## Challenge
Print exactly the lines from the one containing "Read out every word on this page." through the last line of the listing, both included.

[Data entries]
....................

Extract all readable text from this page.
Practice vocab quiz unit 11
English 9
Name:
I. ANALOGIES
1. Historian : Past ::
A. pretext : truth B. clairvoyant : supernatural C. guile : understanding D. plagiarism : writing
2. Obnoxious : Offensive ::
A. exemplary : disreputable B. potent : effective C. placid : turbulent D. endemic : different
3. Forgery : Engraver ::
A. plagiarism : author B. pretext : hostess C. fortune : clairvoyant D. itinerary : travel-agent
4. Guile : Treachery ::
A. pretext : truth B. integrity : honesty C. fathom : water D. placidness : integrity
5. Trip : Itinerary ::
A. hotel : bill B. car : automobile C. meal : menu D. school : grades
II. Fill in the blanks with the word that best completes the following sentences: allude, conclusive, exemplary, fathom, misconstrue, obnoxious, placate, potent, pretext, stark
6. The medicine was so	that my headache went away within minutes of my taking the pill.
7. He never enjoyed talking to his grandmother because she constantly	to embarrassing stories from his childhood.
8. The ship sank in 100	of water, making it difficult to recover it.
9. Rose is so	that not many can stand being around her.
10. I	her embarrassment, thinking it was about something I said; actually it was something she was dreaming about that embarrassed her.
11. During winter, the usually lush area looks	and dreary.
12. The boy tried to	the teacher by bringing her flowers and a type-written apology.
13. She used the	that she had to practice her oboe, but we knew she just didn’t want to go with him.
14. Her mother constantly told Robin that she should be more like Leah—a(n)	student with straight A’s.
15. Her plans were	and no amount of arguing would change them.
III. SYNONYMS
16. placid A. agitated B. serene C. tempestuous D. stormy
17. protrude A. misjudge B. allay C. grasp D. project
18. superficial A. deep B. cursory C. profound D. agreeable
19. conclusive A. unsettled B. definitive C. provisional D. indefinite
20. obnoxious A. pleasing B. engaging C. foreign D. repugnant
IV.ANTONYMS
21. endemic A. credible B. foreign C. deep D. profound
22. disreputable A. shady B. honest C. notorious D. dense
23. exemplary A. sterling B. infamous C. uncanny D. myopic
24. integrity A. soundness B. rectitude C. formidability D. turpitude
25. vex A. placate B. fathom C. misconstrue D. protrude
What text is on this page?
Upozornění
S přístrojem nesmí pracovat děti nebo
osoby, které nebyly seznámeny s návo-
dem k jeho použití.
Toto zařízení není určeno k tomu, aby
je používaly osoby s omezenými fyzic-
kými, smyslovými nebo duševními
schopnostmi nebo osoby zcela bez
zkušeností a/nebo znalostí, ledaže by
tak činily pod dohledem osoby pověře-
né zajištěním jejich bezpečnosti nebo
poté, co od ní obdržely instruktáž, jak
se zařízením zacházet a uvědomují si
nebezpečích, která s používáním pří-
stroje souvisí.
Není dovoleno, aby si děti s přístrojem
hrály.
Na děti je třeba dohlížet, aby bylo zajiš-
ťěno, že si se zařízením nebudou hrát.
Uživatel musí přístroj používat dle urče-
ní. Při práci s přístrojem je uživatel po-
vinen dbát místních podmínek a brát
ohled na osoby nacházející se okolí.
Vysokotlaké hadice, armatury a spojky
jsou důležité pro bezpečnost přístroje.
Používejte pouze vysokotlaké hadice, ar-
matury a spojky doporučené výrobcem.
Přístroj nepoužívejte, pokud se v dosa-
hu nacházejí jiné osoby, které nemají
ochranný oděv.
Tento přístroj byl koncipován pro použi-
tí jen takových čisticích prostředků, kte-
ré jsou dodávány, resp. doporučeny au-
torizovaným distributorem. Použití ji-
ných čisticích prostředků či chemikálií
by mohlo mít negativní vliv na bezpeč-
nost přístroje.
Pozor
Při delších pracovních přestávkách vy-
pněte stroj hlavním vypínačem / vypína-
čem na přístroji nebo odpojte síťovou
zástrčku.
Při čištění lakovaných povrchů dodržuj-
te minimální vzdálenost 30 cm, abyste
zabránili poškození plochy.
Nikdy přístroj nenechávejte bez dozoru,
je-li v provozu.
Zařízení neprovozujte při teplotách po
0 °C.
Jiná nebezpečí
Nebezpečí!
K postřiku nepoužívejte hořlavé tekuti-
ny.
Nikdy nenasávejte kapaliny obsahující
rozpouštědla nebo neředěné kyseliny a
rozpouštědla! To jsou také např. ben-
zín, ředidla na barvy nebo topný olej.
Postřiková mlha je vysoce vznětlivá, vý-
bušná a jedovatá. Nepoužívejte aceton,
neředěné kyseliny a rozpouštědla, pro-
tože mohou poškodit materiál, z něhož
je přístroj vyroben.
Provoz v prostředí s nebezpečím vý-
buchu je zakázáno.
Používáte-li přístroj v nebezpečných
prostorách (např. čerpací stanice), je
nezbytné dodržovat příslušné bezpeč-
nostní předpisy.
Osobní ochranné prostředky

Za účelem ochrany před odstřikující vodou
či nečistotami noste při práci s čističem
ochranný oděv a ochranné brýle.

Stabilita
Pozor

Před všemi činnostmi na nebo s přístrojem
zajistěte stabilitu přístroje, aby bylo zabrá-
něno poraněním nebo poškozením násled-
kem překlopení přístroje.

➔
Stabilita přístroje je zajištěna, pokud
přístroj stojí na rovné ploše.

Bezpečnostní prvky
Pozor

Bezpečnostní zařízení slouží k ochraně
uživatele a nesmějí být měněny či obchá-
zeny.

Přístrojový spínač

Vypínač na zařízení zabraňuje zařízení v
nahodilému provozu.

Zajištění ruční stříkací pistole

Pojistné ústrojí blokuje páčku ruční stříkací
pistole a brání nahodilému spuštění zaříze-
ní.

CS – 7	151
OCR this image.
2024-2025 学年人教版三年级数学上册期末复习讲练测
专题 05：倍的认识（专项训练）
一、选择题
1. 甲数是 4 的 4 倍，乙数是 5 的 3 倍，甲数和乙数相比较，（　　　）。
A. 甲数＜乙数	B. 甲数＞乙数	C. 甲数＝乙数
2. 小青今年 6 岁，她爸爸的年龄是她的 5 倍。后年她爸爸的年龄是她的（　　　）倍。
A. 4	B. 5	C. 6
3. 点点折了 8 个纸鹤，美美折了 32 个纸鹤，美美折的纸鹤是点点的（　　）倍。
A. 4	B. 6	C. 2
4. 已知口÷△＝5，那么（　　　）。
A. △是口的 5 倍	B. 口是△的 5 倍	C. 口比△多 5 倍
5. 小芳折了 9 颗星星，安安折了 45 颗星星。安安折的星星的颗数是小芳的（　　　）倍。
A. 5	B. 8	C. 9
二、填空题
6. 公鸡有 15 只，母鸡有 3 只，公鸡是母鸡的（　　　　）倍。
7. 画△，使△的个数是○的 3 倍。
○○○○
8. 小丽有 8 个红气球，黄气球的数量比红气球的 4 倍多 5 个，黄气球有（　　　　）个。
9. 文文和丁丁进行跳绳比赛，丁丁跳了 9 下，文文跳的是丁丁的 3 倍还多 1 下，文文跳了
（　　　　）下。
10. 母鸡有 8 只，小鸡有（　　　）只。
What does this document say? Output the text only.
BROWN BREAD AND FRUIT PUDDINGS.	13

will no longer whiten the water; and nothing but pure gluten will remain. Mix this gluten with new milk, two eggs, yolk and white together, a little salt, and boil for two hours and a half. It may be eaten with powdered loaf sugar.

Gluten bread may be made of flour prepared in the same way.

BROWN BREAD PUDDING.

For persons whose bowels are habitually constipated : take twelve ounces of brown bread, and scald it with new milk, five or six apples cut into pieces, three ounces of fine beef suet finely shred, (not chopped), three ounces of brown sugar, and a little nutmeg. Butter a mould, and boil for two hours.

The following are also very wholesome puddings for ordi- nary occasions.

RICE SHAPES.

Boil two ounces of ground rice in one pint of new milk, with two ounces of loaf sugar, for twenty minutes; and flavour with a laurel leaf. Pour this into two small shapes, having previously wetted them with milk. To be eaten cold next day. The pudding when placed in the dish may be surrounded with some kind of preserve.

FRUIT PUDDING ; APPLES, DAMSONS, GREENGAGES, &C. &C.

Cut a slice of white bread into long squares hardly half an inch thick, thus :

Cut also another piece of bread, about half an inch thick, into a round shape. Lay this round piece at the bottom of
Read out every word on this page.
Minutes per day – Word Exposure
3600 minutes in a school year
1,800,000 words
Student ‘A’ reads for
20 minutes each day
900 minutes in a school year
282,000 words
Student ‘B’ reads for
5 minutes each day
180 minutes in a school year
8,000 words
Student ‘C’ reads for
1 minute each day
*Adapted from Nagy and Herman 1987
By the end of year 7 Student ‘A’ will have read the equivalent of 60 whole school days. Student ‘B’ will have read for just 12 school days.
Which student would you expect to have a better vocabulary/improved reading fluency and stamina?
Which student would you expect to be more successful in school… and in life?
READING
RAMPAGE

....................

## Solved problem
Read out every word on this page.
Minutes per day – Word Exposure
3600 minutes in a school year
1,800,000 words
Student ‘A’ reads for
20 minutes each day
900 minutes in a school year
282,000 words
Student ‘B’ reads for
5 minutes each day
180 minutes in a school year
8,000 words
Student ‘C’ reads for
1 minute each day
*Adapted from Nagy and Herman 1987
By the end of year 7 Student ‘A’ will have read the equivalent of 60 whole school days. Student ‘B’ will have read for just 12 school days.
Which student would you expect to have a better vocabulary/improved reading fluency and stamina?
Which student would you expect to be more successful in school… and in life?
READING
RAMPAGE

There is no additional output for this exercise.